▶ [Provided records]
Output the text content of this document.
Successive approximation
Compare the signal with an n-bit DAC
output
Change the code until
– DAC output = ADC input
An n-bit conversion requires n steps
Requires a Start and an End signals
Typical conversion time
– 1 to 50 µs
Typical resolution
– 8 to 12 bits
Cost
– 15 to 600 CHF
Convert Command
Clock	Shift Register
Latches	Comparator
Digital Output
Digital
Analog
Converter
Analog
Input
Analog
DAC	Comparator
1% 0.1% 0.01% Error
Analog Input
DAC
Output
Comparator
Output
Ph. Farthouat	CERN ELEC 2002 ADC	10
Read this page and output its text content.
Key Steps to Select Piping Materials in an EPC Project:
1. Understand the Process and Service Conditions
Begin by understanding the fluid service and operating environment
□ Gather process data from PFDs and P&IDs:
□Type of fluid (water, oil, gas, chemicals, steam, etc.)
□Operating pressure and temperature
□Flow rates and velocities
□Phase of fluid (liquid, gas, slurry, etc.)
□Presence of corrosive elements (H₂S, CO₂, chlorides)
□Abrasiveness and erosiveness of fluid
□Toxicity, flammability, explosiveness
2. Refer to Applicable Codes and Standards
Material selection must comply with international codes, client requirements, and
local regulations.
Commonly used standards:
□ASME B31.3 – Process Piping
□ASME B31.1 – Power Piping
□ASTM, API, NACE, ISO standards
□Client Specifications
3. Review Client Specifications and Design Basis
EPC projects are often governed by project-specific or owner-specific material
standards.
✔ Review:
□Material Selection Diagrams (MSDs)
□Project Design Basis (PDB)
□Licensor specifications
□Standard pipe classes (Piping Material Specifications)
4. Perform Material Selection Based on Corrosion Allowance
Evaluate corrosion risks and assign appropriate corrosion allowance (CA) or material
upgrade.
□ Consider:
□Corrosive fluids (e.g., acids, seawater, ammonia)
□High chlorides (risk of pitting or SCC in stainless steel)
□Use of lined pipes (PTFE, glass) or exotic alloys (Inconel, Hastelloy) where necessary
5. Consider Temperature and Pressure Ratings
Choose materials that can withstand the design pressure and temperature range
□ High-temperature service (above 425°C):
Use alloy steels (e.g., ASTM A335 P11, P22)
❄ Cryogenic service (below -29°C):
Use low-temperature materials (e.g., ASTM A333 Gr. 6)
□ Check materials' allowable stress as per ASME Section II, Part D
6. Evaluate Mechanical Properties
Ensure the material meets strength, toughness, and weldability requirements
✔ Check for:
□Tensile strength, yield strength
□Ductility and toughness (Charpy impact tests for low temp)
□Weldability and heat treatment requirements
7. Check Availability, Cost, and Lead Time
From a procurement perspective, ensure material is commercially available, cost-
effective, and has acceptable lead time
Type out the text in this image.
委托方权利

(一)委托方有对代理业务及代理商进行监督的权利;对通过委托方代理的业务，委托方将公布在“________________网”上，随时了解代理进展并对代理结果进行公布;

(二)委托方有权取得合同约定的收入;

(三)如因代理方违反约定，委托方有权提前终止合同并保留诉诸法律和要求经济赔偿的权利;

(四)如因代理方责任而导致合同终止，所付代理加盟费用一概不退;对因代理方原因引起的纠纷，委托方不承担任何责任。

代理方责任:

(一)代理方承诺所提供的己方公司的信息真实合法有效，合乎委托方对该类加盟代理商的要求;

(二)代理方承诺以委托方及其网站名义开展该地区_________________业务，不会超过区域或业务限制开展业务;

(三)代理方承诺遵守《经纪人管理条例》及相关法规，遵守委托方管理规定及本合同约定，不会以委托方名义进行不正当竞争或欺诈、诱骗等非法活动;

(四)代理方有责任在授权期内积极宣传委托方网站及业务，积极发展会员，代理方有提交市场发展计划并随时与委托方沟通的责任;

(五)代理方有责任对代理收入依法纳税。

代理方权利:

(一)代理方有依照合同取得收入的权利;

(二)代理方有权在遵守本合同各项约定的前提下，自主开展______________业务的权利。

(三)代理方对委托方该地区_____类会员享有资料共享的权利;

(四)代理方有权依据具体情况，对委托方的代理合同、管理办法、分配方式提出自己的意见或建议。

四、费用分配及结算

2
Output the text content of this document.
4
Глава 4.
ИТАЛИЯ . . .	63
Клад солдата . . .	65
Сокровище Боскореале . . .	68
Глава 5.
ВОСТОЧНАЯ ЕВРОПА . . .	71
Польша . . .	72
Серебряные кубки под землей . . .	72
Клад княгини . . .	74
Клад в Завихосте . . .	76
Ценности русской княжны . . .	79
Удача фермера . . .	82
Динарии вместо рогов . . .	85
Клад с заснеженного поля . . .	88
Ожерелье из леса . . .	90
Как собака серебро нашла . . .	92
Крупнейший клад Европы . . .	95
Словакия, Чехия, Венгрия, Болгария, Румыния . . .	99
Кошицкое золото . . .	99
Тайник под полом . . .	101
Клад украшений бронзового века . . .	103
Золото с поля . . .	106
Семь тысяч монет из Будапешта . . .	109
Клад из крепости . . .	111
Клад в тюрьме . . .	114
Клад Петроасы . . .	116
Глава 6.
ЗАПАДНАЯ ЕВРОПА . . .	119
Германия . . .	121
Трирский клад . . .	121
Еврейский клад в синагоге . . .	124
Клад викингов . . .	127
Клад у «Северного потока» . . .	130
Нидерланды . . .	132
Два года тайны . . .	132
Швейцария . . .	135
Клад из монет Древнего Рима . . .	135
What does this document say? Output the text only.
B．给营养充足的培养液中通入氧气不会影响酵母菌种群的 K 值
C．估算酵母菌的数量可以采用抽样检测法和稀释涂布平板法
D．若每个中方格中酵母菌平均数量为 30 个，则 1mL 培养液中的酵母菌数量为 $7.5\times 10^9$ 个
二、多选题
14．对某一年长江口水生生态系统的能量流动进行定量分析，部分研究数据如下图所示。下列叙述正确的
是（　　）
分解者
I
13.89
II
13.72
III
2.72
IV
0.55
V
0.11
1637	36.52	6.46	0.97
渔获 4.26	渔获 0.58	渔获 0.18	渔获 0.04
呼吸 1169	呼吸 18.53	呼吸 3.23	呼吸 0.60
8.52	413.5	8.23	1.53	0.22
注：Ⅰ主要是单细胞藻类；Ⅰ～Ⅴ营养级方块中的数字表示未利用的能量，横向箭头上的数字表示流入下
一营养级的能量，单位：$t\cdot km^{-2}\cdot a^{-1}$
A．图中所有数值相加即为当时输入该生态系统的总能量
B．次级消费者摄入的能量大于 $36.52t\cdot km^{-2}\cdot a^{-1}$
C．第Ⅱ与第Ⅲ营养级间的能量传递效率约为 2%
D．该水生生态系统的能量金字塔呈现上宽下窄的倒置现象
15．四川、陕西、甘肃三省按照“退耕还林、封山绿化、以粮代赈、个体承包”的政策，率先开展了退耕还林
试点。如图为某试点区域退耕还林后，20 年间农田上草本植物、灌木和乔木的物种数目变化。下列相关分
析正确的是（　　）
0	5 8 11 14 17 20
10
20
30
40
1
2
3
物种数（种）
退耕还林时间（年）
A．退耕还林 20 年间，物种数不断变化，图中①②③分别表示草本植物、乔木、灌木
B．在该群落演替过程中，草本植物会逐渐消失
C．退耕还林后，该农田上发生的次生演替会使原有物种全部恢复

▶ [The problem] Extract, word for word, each line of the listing above.

▶ [Solution for this exercise]
Output the text content of this document.
Successive approximation
Compare the signal with an n-bit DAC
output
Change the code until
– DAC output = ADC input
An n-bit conversion requires n steps
Requires a Start and an End signals
Typical conversion time
– 1 to 50 µs
Typical resolution
– 8 to 12 bits
Cost
– 15 to 600 CHF
Convert Command
Clock	Shift Register
Latches	Comparator
Digital Output
Digital
Analog
Converter
Analog
Input
Analog
DAC	Comparator
1% 0.1% 0.01% Error
Analog Input
DAC
Output
Comparator
Output
Ph. Farthouat	CERN ELEC 2002 ADC	10
Read this page and output its text content.
Key Steps to Select Piping Materials in an EPC Project:
1. Understand the Process and Service Conditions
Begin by understanding the fluid service and operating environment
□ Gather process data from PFDs and P&IDs:
□Type of fluid (water, oil, gas, chemicals, steam, etc.)
□Operating pressure and temperature
□Flow rates and velocities
□Phase of fluid (liquid, gas, slurry, etc.)
□Presence of corrosive elements (H₂S, CO₂, chlorides)
□Abrasiveness and erosiveness of fluid
□Toxicity, flammability, explosiveness
2. Refer to Applicable Codes and Standards
Material selection must comply with international codes, client requirements, and
local regulations.
Commonly used standards:
□ASME B31.3 – Process Piping
□ASME B31.1 – Power Piping
□ASTM, API, NACE, ISO standards
□Client Specifications
3. Review Client Specifications and Design Basis
EPC projects are often governed by project-specific or owner-specific material
standards.
✔ Review:
□Material Selection Diagrams (MSDs)
□Project Design Basis (PDB)
□Licensor specifications
□Standard pipe classes (Piping Material Specifications)
4. Perform Material Selection Based on Corrosion Allowance
Evaluate corrosion risks and assign appropriate corrosion allowance (CA) or material
upgrade.
□ Consider:
□Corrosive fluids (e.g., acids, seawater, ammonia)
□High chlorides (risk of pitting or SCC in stainless steel)
□Use of lined pipes (PTFE, glass) or exotic alloys (Inconel, Hastelloy) where necessary
5. Consider Temperature and Pressure Ratings
Choose materials that can withstand the design pressure and temperature range
□ High-temperature service (above 425°C):
Use alloy steels (e.g., ASTM A335 P11, P22)
❄ Cryogenic service (below -29°C):
Use low-temperature materials (e.g., ASTM A333 Gr. 6)
□ Check materials' allowable stress as per ASME Section II, Part D
6. Evaluate Mechanical Properties
Ensure the material meets strength, toughness, and weldability requirements
✔ Check for:
□Tensile strength, yield strength
□Ductility and toughness (Charpy impact tests for low temp)
□Weldability and heat treatment requirements
7. Check Availability, Cost, and Lead Time
From a procurement perspective, ensure material is commercially available, cost-
effective, and has acceptable lead time
Type out the text in this image.
委托方权利

(一)委托方有对代理业务及代理商进行监督的权利;对通过委托方代理的业务，委托方将公布在“________________网”上，随时了解代理进展并对代理结果进行公布;

(二)委托方有权取得合同约定的收入;

(三)如因代理方违反约定，委托方有权提前终止合同并保留诉诸法律和要求经济赔偿的权利;

(四)如因代理方责任而导致合同终止，所付代理加盟费用一概不退;对因代理方原因引起的纠纷，委托方不承担任何责任。

代理方责任:

(一)代理方承诺所提供的己方公司的信息真实合法有效，合乎委托方对该类加盟代理商的要求;

(二)代理方承诺以委托方及其网站名义开展该地区_________________业务，不会超过区域或业务限制开展业务;

(三)代理方承诺遵守《经纪人管理条例》及相关法规，遵守委托方管理规定及本合同约定，不会以委托方名义进行不正当竞争或欺诈、诱骗等非法活动;

(四)代理方有责任在授权期内积极宣传委托方网站及业务，积极发展会员，代理方有提交市场发展计划并随时与委托方沟通的责任;

(五)代理方有责任对代理收入依法纳税。

代理方权利:

(一)代理方有依照合同取得收入的权利;

(二)代理方有权在遵守本合同各项约定的前提下，自主开展______________业务的权利。

(三)代理方对委托方该地区_____类会员享有资料共享的权利;

(四)代理方有权依据具体情况，对委托方的代理合同、管理办法、分配方式提出自己的意见或建议。

四、费用分配及结算

2
Output the text content of this document.
4
Глава 4.
ИТАЛИЯ . . .	63
Клад солдата . . .	65
Сокровище Боскореале . . .	68
Глава 5.
ВОСТОЧНАЯ ЕВРОПА . . .	71
Польша . . .	72
Серебряные кубки под землей . . .	72
Клад княгини . . .	74
Клад в Завихосте . . .	76
Ценности русской княжны . . .	79
Удача фермера . . .	82
Динарии вместо рогов . . .	85
Клад с заснеженного поля . . .	88
Ожерелье из леса . . .	90
Как собака серебро нашла . . .	92
Крупнейший клад Европы . . .	95
Словакия, Чехия, Венгрия, Болгария, Румыния . . .	99
Кошицкое золото . . .	99
Тайник под полом . . .	101
Клад украшений бронзового века . . .	103
Золото с поля . . .	106
Семь тысяч монет из Будапешта . . .	109
Клад из крепости . . .	111
Клад в тюрьме . . .	114
Клад Петроасы . . .	116
Глава 6.
ЗАПАДНАЯ ЕВРОПА . . .	119
Германия . . .	121
Трирский клад . . .	121
Еврейский клад в синагоге . . .	124
Клад викингов . . .	127
Клад у «Северного потока» . . .	130
Нидерланды . . .	132
Два года тайны . . .	132
Швейцария . . .	135
Клад из монет Древнего Рима . . .	135
What does this document say? Output the text only.
B．给营养充足的培养液中通入氧气不会影响酵母菌种群的 K 值
C．估算酵母菌的数量可以采用抽样检测法和稀释涂布平板法
D．若每个中方格中酵母菌平均数量为 30 个，则 1mL 培养液中的酵母菌数量为 $7.5\times 10^9$ 个
二、多选题
14．对某一年长江口水生生态系统的能量流动进行定量分析，部分研究数据如下图所示。下列叙述正确的
是（　　）
分解者
I
13.89
II
13.72
III
2.72
IV
0.55
V
0.11
1637	36.52	6.46	0.97
渔获 4.26	渔获 0.58	渔获 0.18	渔获 0.04
呼吸 1169	呼吸 18.53	呼吸 3.23	呼吸 0.60
8.52	413.5	8.23	1.53	0.22
注：Ⅰ主要是单细胞藻类；Ⅰ～Ⅴ营养级方块中的数字表示未利用的能量，横向箭头上的数字表示流入下
一营养级的能量，单位：$t\cdot km^{-2}\cdot a^{-1}$
A．图中所有数值相加即为当时输入该生态系统的总能量
B．次级消费者摄入的能量大于 $36.52t\cdot km^{-2}\cdot a^{-1}$
C．第Ⅱ与第Ⅲ营养级间的能量传递效率约为 2%
D．该水生生态系统的能量金字塔呈现上宽下窄的倒置现象
15．四川、陕西、甘肃三省按照“退耕还林、封山绿化、以粮代赈、个体承包”的政策，率先开展了退耕还林
试点。如图为某试点区域退耕还林后，20 年间农田上草本植物、灌木和乔木的物种数目变化。下列相关分
析正确的是（　　）
0	5 8 11 14 17 20
10
20
30
40
1
2
3
物种数（种）
退耕还林时间（年）
A．退耕还林 20 年间，物种数不断变化，图中①②③分别表示草本植物、乔木、灌木
B．在该群落演替过程中，草本植物会逐渐消失
C．退耕还林后，该农田上发生的次生演替会使原有物种全部恢复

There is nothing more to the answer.